■ Work to do: Would you transcribe the whole listing exactly, minus its pictures?

------ Data to process

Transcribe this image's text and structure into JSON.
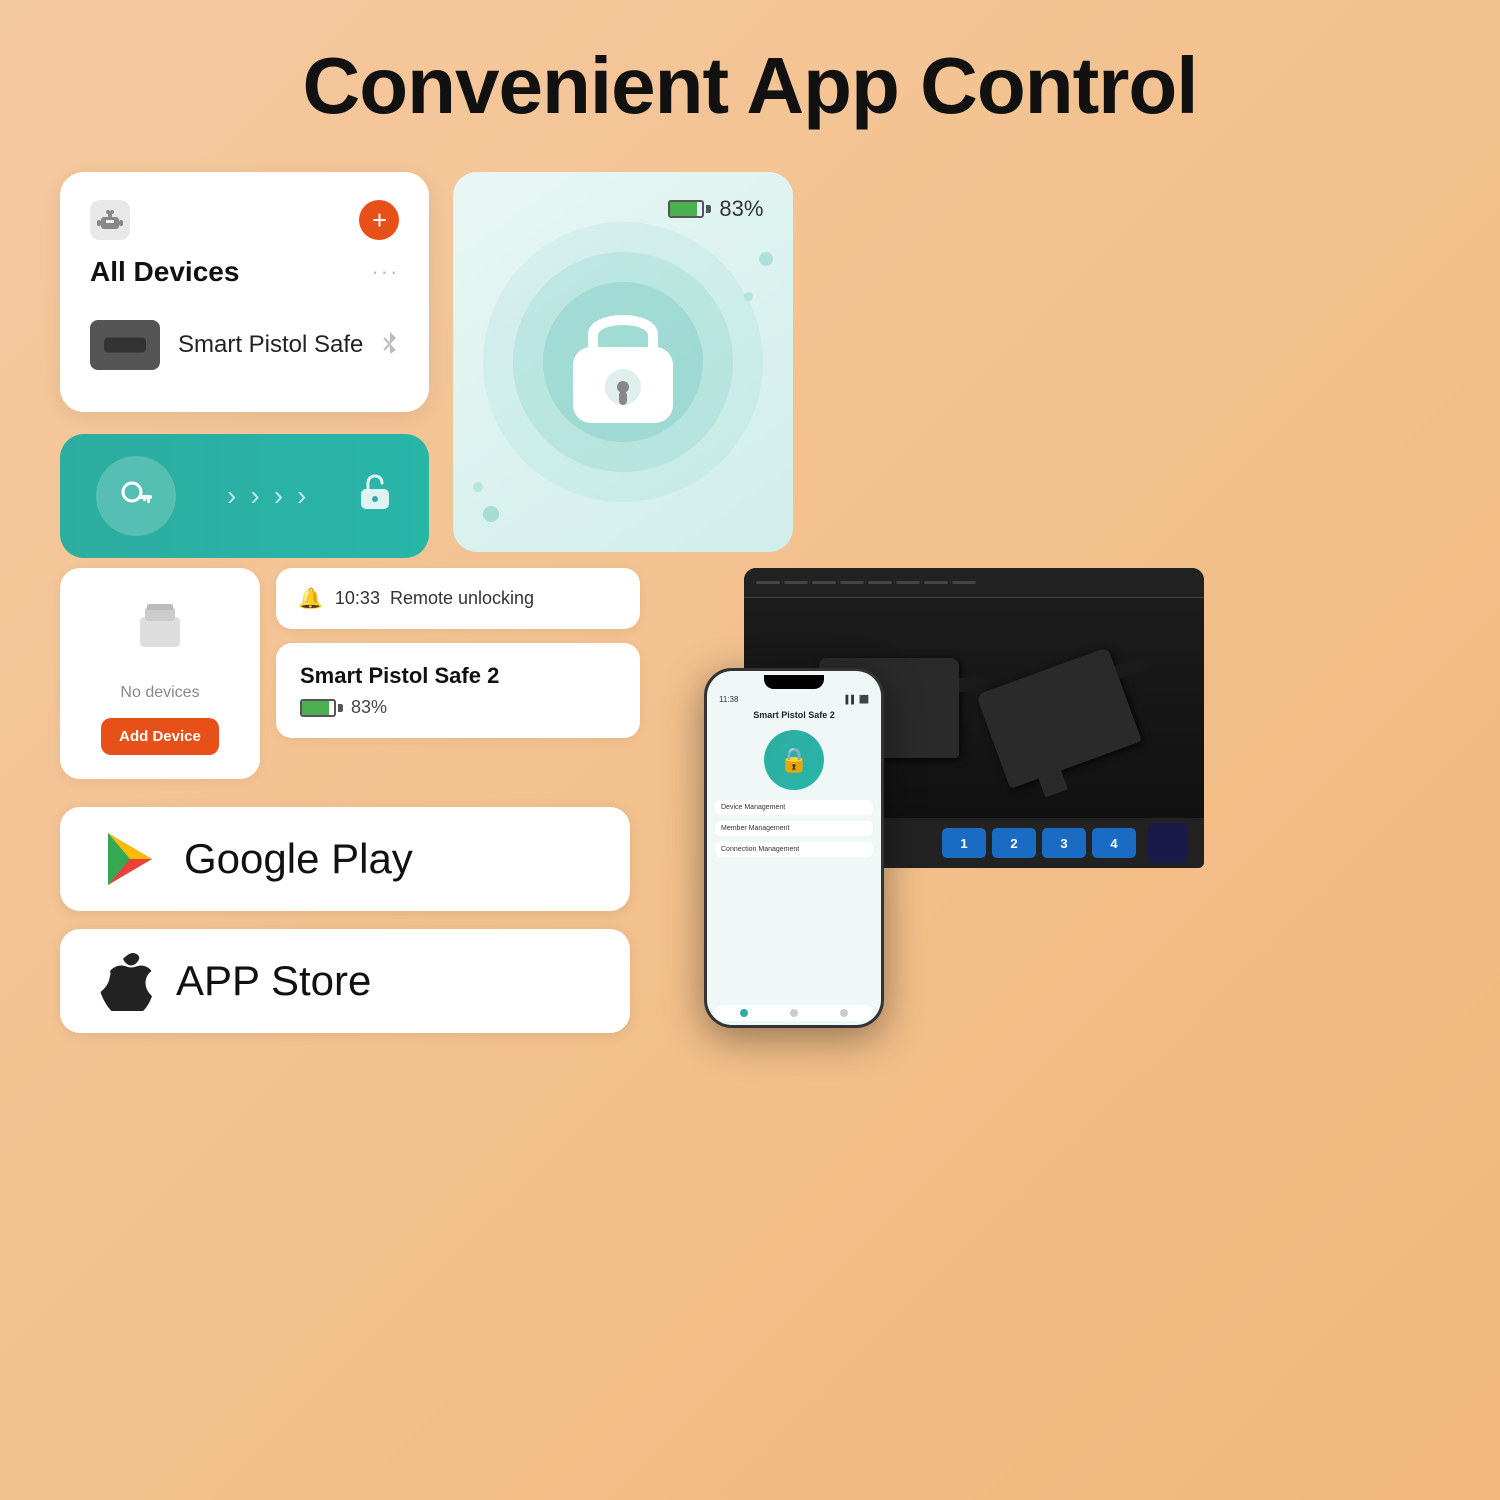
{
  "title": "Convenient App Control",
  "allDevices": {
    "label": "All Devices",
    "device": {
      "name": "Smart Pistol Safe"
    }
  },
  "unlockBar": {
    "arrows": [
      "›",
      "›",
      "›",
      "›"
    ]
  },
  "lockCard": {
    "batteryPercent": "83%"
  },
  "noDevices": {
    "text": "No devices",
    "addBtn": "Add Device"
  },
  "notification": {
    "time": "10:33",
    "action": "Remote unlocking"
  },
  "safe2": {
    "name": "Smart Pistol Safe 2",
    "battery": "83%"
  },
  "googlePlay": {
    "label": "Google Play"
  },
  "appStore": {
    "label": "APP Store"
  },
  "phone": {
    "statusTime": "11:38",
    "appTitle": "Smart Pistol Safe 2"
  },
  "keypad": [
    "1",
    "2",
    "3",
    "4"
  ]
}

------------

■ Right answer:
Transcribe this image's text and structure into JSON.
{
  "title": "Convenient App Control",
  "allDevices": {
    "label": "All Devices",
    "device": {
      "name": "Smart Pistol Safe"
    }
  },
  "unlockBar": {
    "arrows": [
      "›",
      "›",
      "›",
      "›"
    ]
  },
  "lockCard": {
    "batteryPercent": "83%"
  },
  "noDevices": {
    "text": "No devices",
    "addBtn": "Add Device"
  },
  "notification": {
    "time": "10:33",
    "action": "Remote unlocking"
  },
  "safe2": {
    "name": "Smart Pistol Safe 2",
    "battery": "83%"
  },
  "googlePlay": {
    "label": "Google Play"
  },
  "appStore": {
    "label": "APP Store"
  },
  "phone": {
    "statusTime": "11:38",
    "appTitle": "Smart Pistol Safe 2"
  },
  "keypad": [
    "1",
    "2",
    "3",
    "4"
  ]
}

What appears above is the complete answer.